--- BEGIN Provided material ---

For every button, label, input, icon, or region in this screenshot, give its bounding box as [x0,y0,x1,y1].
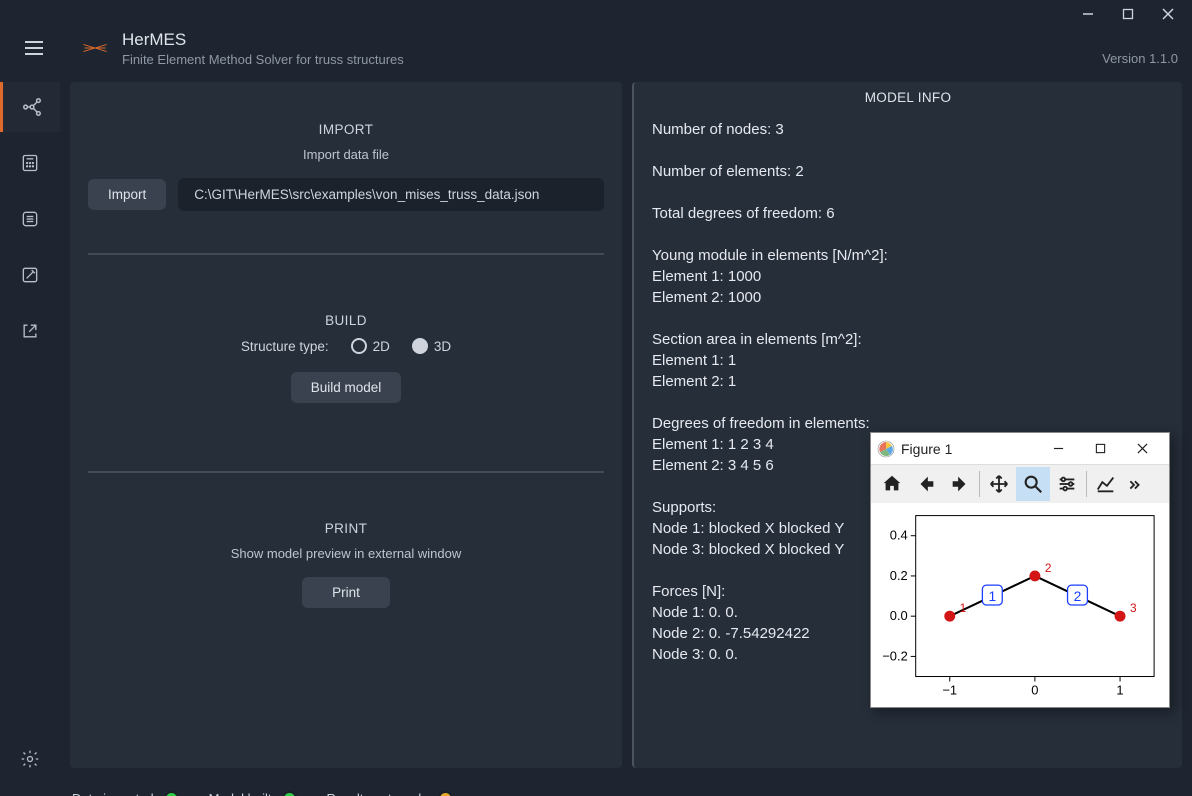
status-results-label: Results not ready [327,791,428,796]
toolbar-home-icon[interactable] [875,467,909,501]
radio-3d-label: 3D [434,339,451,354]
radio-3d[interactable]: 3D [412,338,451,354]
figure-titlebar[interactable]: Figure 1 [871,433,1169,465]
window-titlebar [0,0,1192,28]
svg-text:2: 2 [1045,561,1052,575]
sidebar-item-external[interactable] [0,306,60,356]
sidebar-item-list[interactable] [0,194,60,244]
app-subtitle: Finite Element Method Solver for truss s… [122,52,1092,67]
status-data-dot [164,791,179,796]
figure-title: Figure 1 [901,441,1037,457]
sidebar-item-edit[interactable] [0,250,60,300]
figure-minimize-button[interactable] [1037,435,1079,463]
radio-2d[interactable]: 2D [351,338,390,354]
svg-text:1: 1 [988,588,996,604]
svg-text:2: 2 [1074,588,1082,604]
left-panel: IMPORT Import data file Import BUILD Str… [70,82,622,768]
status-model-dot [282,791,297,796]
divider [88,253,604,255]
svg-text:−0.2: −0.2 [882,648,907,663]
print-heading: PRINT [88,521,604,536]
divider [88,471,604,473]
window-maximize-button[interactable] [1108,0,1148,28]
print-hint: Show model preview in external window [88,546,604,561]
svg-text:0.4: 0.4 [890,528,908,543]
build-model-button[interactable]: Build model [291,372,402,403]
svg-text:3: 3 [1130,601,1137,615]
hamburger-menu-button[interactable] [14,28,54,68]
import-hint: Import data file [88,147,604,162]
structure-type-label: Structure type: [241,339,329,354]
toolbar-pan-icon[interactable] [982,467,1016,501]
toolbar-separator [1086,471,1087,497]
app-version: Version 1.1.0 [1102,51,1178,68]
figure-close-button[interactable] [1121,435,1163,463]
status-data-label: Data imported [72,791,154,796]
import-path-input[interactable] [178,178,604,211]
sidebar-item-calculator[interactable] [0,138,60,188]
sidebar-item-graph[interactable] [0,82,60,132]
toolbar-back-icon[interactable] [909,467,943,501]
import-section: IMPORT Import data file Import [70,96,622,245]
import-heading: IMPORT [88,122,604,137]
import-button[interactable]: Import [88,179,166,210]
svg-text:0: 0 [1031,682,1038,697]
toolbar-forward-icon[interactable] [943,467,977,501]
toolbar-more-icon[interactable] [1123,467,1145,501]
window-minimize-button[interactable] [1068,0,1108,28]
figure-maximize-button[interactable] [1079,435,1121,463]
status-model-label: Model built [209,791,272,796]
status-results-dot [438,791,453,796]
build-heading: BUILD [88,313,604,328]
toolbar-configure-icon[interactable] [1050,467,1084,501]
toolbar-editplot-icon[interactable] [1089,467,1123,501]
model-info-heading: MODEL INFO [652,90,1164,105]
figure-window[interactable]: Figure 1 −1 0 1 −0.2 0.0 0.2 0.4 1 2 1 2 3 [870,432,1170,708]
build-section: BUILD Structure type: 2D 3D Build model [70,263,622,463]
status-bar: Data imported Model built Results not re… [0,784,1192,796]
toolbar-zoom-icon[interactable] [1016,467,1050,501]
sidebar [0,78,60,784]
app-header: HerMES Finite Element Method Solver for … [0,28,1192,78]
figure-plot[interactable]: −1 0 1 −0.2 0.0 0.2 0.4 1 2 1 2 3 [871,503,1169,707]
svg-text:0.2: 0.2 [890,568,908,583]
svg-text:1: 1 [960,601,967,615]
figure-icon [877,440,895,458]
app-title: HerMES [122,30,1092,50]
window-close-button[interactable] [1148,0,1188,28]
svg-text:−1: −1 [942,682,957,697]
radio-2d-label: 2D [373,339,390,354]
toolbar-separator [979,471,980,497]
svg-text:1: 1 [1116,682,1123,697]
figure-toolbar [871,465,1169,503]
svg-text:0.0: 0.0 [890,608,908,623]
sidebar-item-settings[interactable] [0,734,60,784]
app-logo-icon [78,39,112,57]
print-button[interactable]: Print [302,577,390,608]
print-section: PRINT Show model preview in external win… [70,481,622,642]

--- END Provided material ---

● **Brief**
Rewrite the lines beginning with the line that contains "status-results-label: Results not" and continuing through the line that contains "status-data-label: Data imported", changing "divider" to "horizontal-rule" and leaving everything else as it stands.

● **Exercise response**
status-results-label: Results not ready [327,791,428,796]
toolbar-home-icon[interactable] [875,467,909,501]
radio-3d-label: 3D [434,339,451,354]
radio-3d[interactable]: 3D [412,338,451,354]
figure-titlebar[interactable]: Figure 1 [871,433,1169,465]
window-titlebar [0,0,1192,28]
svg-text:2: 2 [1045,561,1052,575]
sidebar-item-external[interactable] [0,306,60,356]
sidebar-item-list[interactable] [0,194,60,244]
app-subtitle: Finite Element Method Solver for truss s… [122,52,1092,67]
status-data-dot [164,791,179,796]
figure-title: Figure 1 [901,441,1037,457]
sidebar-item-edit[interactable] [0,250,60,300]
figure-minimize-button[interactable] [1037,435,1079,463]
radio-2d[interactable]: 2D [351,338,390,354]
svg-text:1: 1 [988,588,996,604]
svg-text:2: 2 [1074,588,1082,604]
left-panel: IMPORT Import data file Import BUILD Str… [70,82,622,768]
status-model-dot [282,791,297,796]
horizontal-rule [88,253,604,255]
svg-text:−0.2: −0.2 [882,648,907,663]
print-heading: PRINT [88,521,604,536]
horizontal-rule [88,471,604,473]
window-maximize-button[interactable] [1108,0,1148,28]
print-hint: Show model preview in external window [88,546,604,561]
svg-text:0.4: 0.4 [890,528,908,543]
build-model-button[interactable]: Build model [291,372,402,403]
svg-text:3: 3 [1130,601,1137,615]
hamburger-menu-button[interactable] [14,28,54,68]
import-hint: Import data file [88,147,604,162]
structure-type-label: Structure type: [241,339,329,354]
toolbar-pan-icon[interactable] [982,467,1016,501]
toolbar-separator [1086,471,1087,497]
app-version: Version 1.1.0 [1102,51,1178,68]
figure-close-button[interactable] [1121,435,1163,463]
status-data-label: Data imported [72,791,154,796]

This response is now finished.